**Dataset entries**
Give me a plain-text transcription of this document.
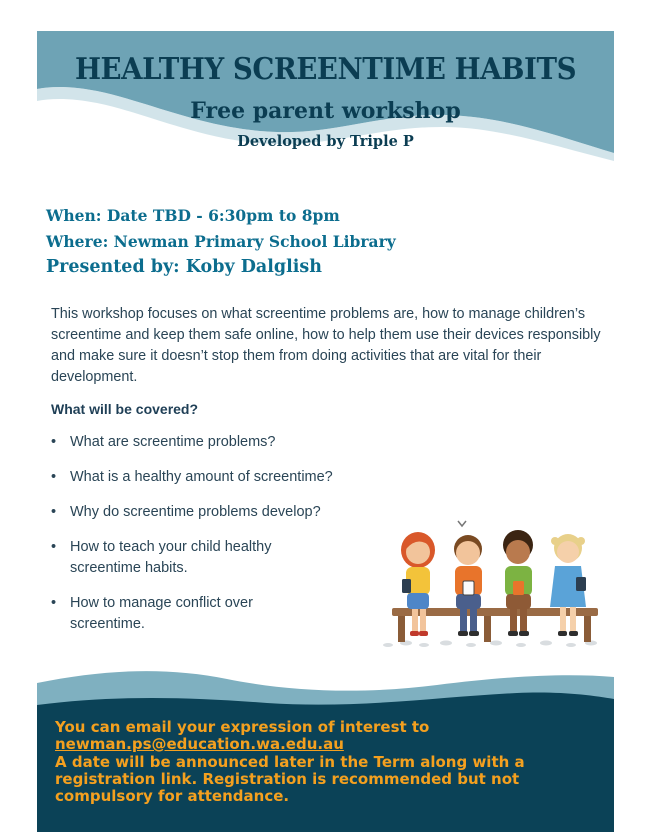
HEALTHY SCREENTIME HABITS
Free parent workshop
Developed by Triple P
When: Date TBD - 6:30pm to 8pm
Where: Newman Primary School Library
Presented by: Koby Dalglish

This workshop focuses on what screentime problems are, how to manage children’s screentime and keep them safe online, how to help them use their devices responsibly and make sure it doesn’t stop them from doing activities that are vital for their development.

What will be covered?
• What are screentime problems?
• What is a healthy amount of screentime?
• Why do screentime problems develop?
• How to teach your child healthy screentime habits.
• How to manage conflict over screentime.
You can email your expression of interest to
newman.ps@education.wa.edu.au
A date will be announced later in the Term along with a registration link. Registration is recommended but not compulsory for attendance.
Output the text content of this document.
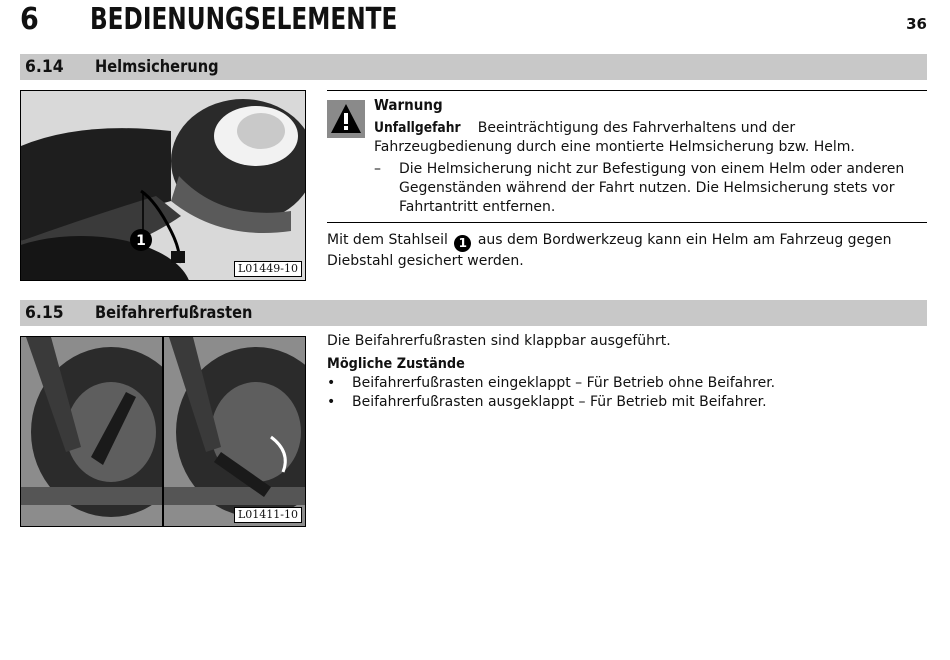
6 BEDIENUNGSELEMENTE	36
6.14 Helmsicherung
1
L01449-10
Warnung
Unfallgefahr Beeinträchtigung des Fahrverhaltens und der Fahrzeugbedienung durch eine montierte Helmsicherung bzw. Helm.
–	Die Helmsicherung nicht zur Befestigung von einem Helm oder anderen Gegenständen während der Fahrt nutzen. Die Helmsicherung stets vor Fahrtantritt entfernen.
Mit dem Stahlseil 1 aus dem Bordwerkzeug kann ein Helm am Fahrzeug gegen Diebstahl gesichert werden.
6.15 Beifahrerfußrasten
L01411-10
Die Beifahrerfußrasten sind klappbar ausgeführt.
Mögliche Zustände
• Beifahrerfußrasten eingeklappt – Für Betrieb ohne Beifahrer.
• Beifahrerfußrasten ausgeklappt – Für Betrieb mit Beifahrer.
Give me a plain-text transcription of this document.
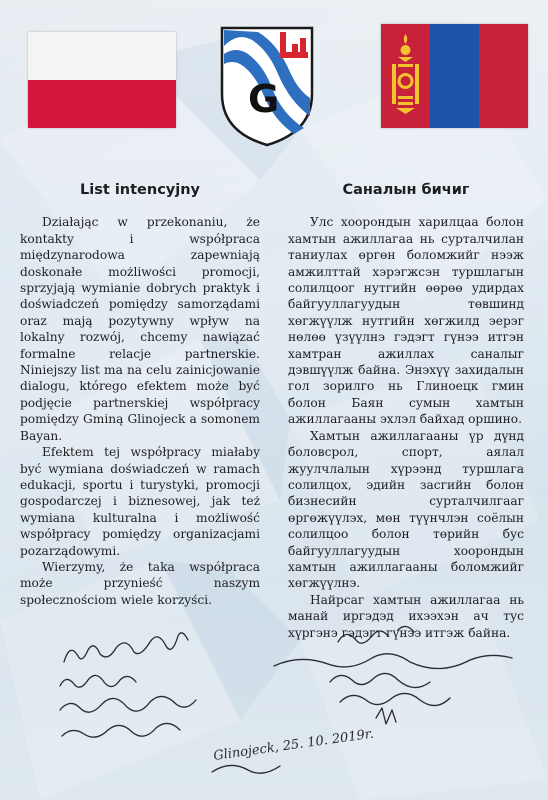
G
List intencyjny

Działając w przekonaniu, że kontakty i współpraca międzynarodowa zapewniają doskonałe możliwości promocji, sprzyjają wymianie dobrych praktyk i doświadczeń pomiędzy samorządami oraz mają pozytywny wpływ na lokalny rozwój, chcemy nawiązać formalne relacje partnerskie. Niniejszy list ma na celu zainicjowanie dialogu, którego efektem może być podjęcie partnerskiej współpracy pomiędzy Gminą Glinojeck a somonem Bayan.

Efektem tej współpracy miałaby być wymiana doświadczeń w ramach edukacji, sportu i turystyki, promocji gospodarczej i biznesowej, jak też wymiana kulturalna i możliwość współpracy pomiędzy organizacjami pozarządowymi.

Wierzymy, że taka współpraca może przynieść naszym społecznościom wiele korzyści.

Саналын бичиг

Улс хоорондын харилцаа болон хамтын ажиллагаа нь сурталчилан таниулах өргөн боломжийг нээж амжилттай хэрэгжсэн туршлагын солилцоог нутгийн өөрөө удирдах байгууллагуудын төвшинд хөгжүүлж нутгийн хөгжилд эерэг нөлөө үзүүлнэ гэдэгт гүнээ итгэн хамтран ажиллах саналыг дэвшүүлж байна. Энэхүү захидалын гол зорилго нь Глиноецк гмин болон Баян сумын хамтын ажиллагааны эхлэл байхад оршино.

Хамтын ажиллагааны үр дүнд боловсрол, спорт, аялал жуулчлалын хүрээнд туршлага солилцох, эдийн засгийн болон бизнесийн сурталчилгааг өргөжүүлэх, мөн түүнчлэн соёлын солилцоо болон төрийн бус байгууллагуудын хоорондын хамтын ажиллагааны боломжийг хөгжүүлнэ.

Найрсаг хамтын ажиллагаа нь манай иргэдэд ихээхэн ач тус хүргэнэ гэдэгт гүнээ итгэж байна.

Glinojeck, 25. 10. 2019r.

**Short exercise**
Word for word, quote the lines above. Omit the pictures.

**Output**
Give me a plain-text transcription of this document.
HEALTHY SCREENTIME HABITS
Free parent workshop
Developed by Triple P
When: Date TBD - 6:30pm to 8pm
Where: Newman Primary School Library
Presented by: Koby Dalglish

This workshop focuses on what screentime problems are, how to manage children’s screentime and keep them safe online, how to help them use their devices responsibly and make sure it doesn’t stop them from doing activities that are vital for their development.

What will be covered?
• What are screentime problems?
• What is a healthy amount of screentime?
• Why do screentime problems develop?
• How to teach your child healthy screentime habits.
• How to manage conflict over screentime.
You can email your expression of interest to
newman.ps@education.wa.edu.au
A date will be announced later in the Term along with a registration link. Registration is recommended but not compulsory for attendance.
Output the text content of this document.
6 BEDIENUNGSELEMENTE	36
6.14 Helmsicherung
1
L01449-10
Warnung
Unfallgefahr Beeinträchtigung des Fahrverhaltens und der Fahrzeugbedienung durch eine montierte Helmsicherung bzw. Helm.
–	Die Helmsicherung nicht zur Befestigung von einem Helm oder anderen Gegenständen während der Fahrt nutzen. Die Helmsicherung stets vor Fahrtantritt entfernen.
Mit dem Stahlseil 1 aus dem Bordwerkzeug kann ein Helm am Fahrzeug gegen Diebstahl gesichert werden.
6.15 Beifahrerfußrasten
L01411-10
Die Beifahrerfußrasten sind klappbar ausgeführt.
Mögliche Zustände
• Beifahrerfußrasten eingeklappt – Für Betrieb ohne Beifahrer.
• Beifahrerfußrasten ausgeklappt – Für Betrieb mit Beifahrer.
Give me a plain-text transcription of this document.
G
List intencyjny

Działając w przekonaniu, że kontakty i współpraca międzynarodowa zapewniają doskonałe możliwości promocji, sprzyjają wymianie dobrych praktyk i doświadczeń pomiędzy samorządami oraz mają pozytywny wpływ na lokalny rozwój, chcemy nawiązać formalne relacje partnerskie. Niniejszy list ma na celu zainicjowanie dialogu, którego efektem może być podjęcie partnerskiej współpracy pomiędzy Gminą Glinojeck a somonem Bayan.

Efektem tej współpracy miałaby być wymiana doświadczeń w ramach edukacji, sportu i turystyki, promocji gospodarczej i biznesowej, jak też wymiana kulturalna i możliwość współpracy pomiędzy organizacjami pozarządowymi.

Wierzymy, że taka współpraca może przynieść naszym społecznościom wiele korzyści.

Саналын бичиг

Улс хоорондын харилцаа болон хамтын ажиллагаа нь сурталчилан таниулах өргөн боломжийг нээж амжилттай хэрэгжсэн туршлагын солилцоог нутгийн өөрөө удирдах байгууллагуудын төвшинд хөгжүүлж нутгийн хөгжилд эерэг нөлөө үзүүлнэ гэдэгт гүнээ итгэн хамтран ажиллах саналыг дэвшүүлж байна. Энэхүү захидалын гол зорилго нь Глиноецк гмин болон Баян сумын хамтын ажиллагааны эхлэл байхад оршино.

Хамтын ажиллагааны үр дүнд боловсрол, спорт, аялал жуулчлалын хүрээнд туршлага солилцох, эдийн засгийн болон бизнесийн сурталчилгааг өргөжүүлэх, мөн түүнчлэн соёлын солилцоо болон төрийн бус байгууллагуудын хоорондын хамтын ажиллагааны боломжийг хөгжүүлнэ.

Найрсаг хамтын ажиллагаа нь манай иргэдэд ихээхэн ач тус хүргэнэ гэдэгт гүнээ итгэж байна.

Glinojeck, 25. 10. 2019r.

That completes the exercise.